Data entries
* * *
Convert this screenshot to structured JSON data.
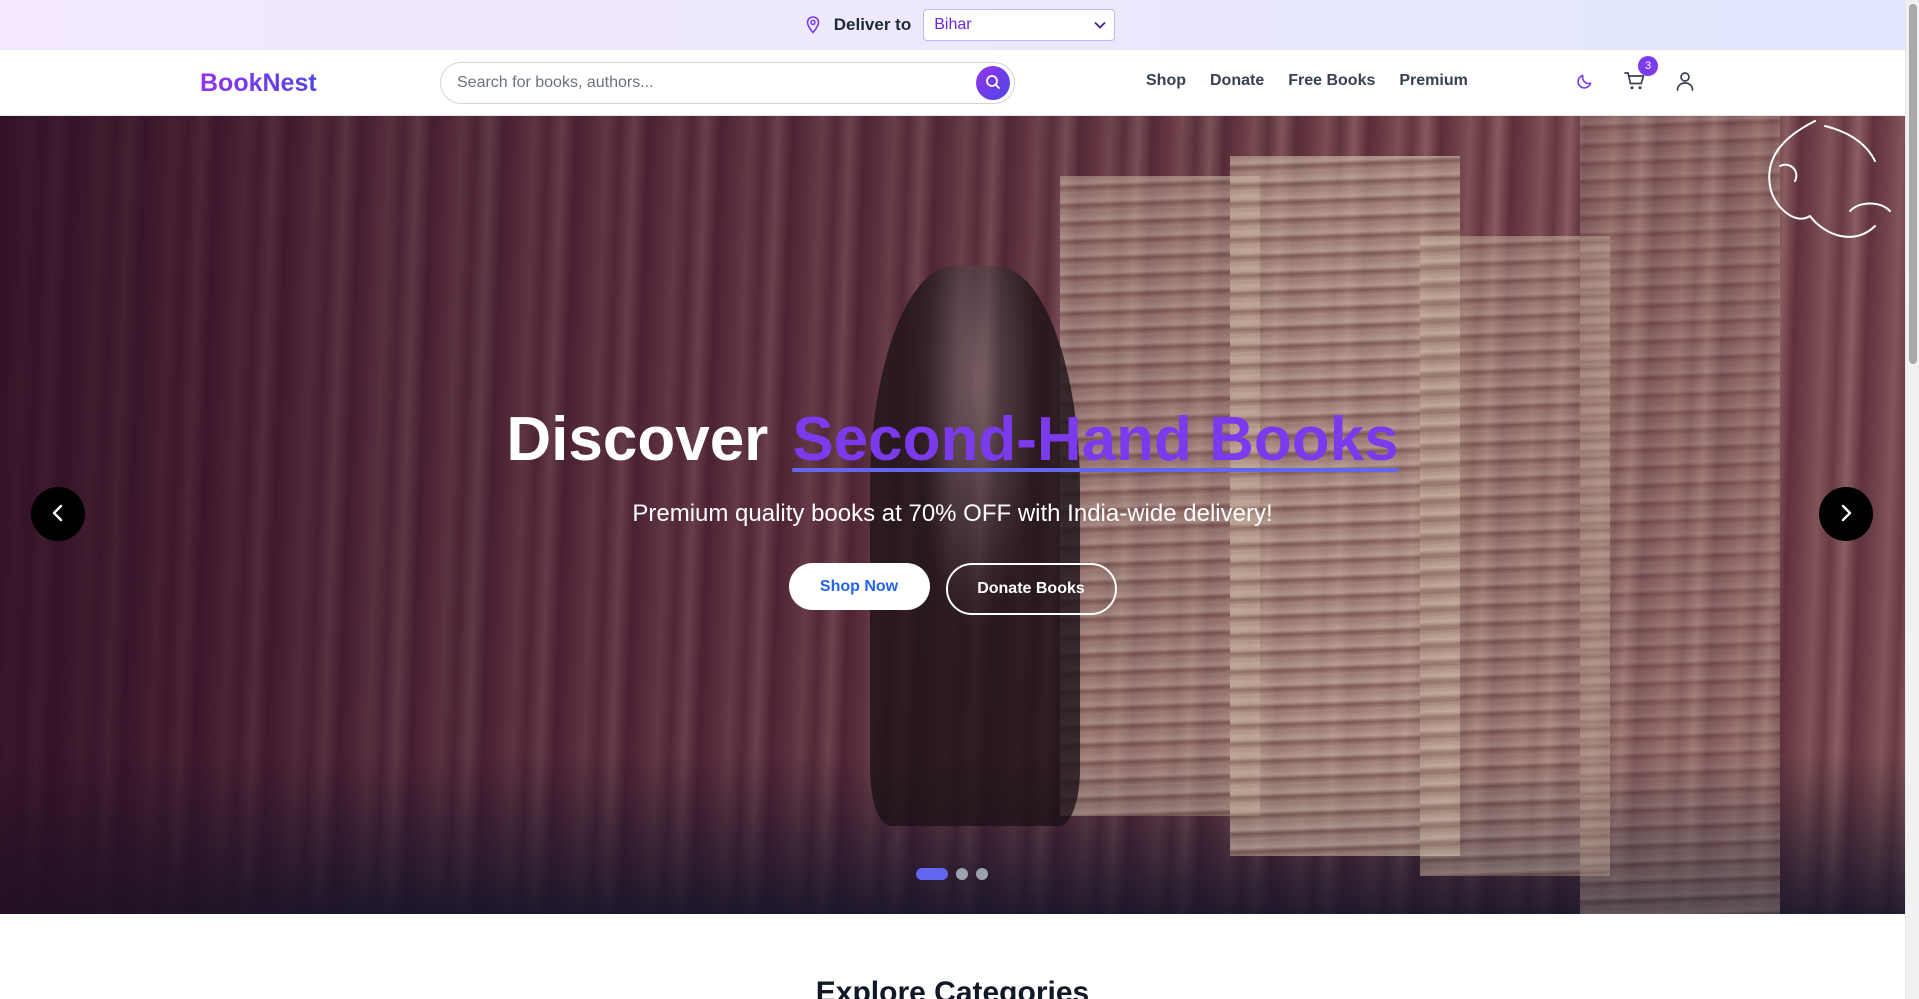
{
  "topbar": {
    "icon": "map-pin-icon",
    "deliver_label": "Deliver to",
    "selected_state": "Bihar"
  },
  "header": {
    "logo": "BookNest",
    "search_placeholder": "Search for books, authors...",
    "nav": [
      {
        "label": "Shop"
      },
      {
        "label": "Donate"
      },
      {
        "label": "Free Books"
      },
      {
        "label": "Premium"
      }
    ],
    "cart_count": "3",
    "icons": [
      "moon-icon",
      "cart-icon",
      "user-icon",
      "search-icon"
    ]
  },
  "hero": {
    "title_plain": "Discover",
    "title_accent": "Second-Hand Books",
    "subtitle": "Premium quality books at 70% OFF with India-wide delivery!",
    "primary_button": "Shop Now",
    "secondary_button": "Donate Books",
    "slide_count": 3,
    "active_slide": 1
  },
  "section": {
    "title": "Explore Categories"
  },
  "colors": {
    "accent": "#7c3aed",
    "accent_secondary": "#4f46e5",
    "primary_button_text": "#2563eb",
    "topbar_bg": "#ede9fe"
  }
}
* * *
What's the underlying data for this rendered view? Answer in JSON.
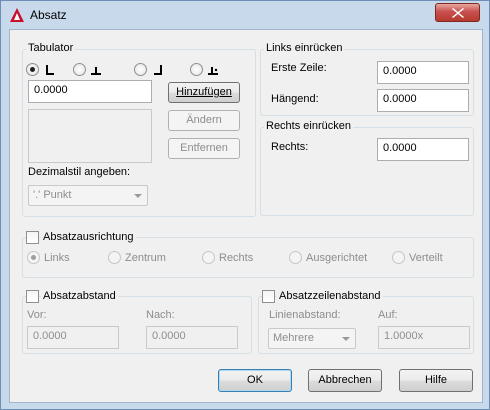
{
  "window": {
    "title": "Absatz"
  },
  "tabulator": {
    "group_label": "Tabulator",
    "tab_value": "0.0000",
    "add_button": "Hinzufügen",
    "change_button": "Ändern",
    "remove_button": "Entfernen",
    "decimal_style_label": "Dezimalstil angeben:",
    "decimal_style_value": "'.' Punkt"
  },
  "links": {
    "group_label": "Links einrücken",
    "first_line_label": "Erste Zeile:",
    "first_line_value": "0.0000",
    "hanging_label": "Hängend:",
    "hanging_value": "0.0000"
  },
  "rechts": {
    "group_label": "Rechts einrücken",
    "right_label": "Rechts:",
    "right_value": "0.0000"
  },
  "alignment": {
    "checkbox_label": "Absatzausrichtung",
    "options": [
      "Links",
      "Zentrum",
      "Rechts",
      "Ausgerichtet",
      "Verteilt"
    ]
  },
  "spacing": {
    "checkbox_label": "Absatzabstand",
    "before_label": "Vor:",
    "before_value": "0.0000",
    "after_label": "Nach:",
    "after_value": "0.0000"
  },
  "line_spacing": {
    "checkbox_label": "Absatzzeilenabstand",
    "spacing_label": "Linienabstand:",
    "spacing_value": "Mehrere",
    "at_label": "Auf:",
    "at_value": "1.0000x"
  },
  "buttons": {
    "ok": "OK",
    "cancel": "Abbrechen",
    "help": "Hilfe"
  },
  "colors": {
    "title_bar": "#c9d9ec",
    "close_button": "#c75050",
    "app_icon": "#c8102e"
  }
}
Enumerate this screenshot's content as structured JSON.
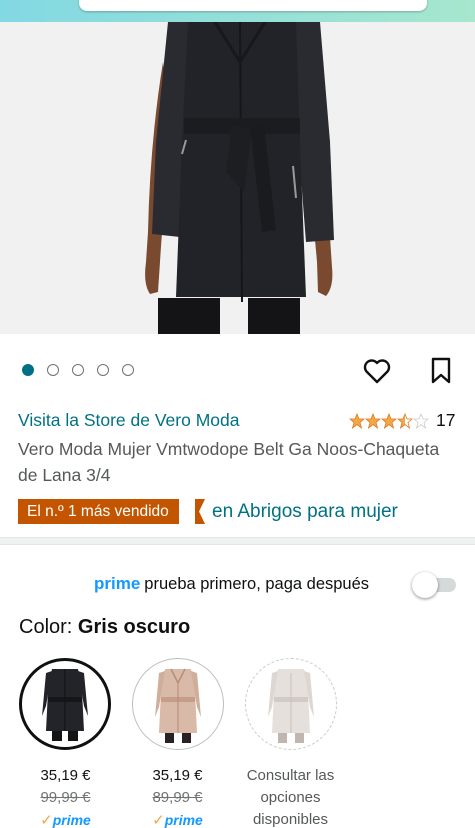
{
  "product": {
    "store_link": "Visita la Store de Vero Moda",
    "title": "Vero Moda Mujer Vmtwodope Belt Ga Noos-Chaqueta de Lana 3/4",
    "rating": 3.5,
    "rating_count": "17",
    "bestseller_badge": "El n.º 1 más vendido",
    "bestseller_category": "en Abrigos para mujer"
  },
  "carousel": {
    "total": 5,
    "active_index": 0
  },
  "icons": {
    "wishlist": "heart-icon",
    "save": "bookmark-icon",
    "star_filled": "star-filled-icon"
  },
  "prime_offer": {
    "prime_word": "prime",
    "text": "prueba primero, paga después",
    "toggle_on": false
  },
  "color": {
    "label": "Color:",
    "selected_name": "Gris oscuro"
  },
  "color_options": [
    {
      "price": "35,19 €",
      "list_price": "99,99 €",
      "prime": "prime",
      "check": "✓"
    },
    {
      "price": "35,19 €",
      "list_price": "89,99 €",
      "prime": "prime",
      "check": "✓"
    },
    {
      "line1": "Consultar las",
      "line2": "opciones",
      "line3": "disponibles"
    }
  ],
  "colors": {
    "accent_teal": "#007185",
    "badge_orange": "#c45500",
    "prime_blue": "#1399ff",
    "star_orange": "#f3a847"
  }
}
* * *
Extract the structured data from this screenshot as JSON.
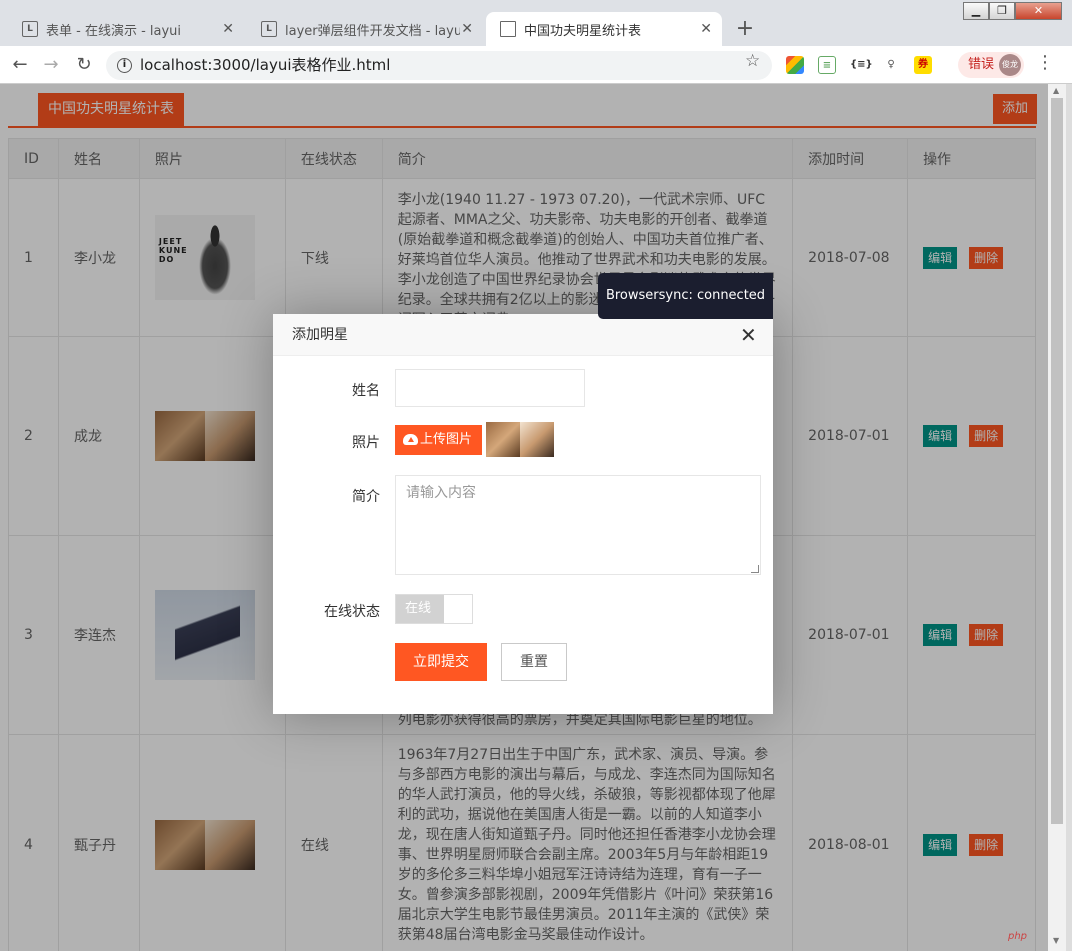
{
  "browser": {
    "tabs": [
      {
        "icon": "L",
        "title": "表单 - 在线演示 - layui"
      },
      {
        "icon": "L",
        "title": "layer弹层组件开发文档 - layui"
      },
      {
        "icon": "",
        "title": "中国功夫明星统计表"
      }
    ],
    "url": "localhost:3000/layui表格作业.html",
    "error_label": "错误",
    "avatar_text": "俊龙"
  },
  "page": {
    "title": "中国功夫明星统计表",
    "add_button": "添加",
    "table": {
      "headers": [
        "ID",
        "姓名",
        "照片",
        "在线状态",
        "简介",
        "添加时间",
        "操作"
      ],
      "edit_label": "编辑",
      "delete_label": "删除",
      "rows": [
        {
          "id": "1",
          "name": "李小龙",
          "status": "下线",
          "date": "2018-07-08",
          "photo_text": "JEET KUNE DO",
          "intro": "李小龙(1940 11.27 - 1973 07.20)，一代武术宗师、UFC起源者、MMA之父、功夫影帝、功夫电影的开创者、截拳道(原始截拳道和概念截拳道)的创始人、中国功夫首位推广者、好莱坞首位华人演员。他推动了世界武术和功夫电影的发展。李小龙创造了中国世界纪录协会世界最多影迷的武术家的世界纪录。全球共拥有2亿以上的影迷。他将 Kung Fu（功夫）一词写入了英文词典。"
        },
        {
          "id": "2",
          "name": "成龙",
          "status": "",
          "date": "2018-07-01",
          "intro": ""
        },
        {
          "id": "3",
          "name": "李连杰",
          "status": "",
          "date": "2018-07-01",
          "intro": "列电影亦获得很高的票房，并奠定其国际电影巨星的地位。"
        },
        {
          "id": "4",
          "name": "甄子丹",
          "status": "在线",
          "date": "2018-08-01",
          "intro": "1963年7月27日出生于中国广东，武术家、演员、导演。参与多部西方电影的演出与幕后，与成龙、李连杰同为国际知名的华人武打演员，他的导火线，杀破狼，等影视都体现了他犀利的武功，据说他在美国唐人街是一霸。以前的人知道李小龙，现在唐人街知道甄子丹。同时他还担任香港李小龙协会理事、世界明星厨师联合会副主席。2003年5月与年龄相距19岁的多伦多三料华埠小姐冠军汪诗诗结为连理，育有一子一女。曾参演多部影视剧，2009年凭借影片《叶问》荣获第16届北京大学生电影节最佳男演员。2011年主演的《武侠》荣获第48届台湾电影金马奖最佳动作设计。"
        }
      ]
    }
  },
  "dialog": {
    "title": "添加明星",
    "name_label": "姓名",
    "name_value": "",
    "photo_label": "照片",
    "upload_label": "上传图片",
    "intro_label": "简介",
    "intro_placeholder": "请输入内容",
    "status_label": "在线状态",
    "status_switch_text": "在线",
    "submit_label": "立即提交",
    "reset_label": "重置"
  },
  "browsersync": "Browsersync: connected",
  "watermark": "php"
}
* * *
Objective
Scan the material line by line and report each one that contains "Moda".

Result of the exercise
    "store_link": "Visita la Store de Vero Moda",
    "title": "Vero Moda Mujer Vmtwodope Belt Ga Noos-Chaqueta de Lana 3/4",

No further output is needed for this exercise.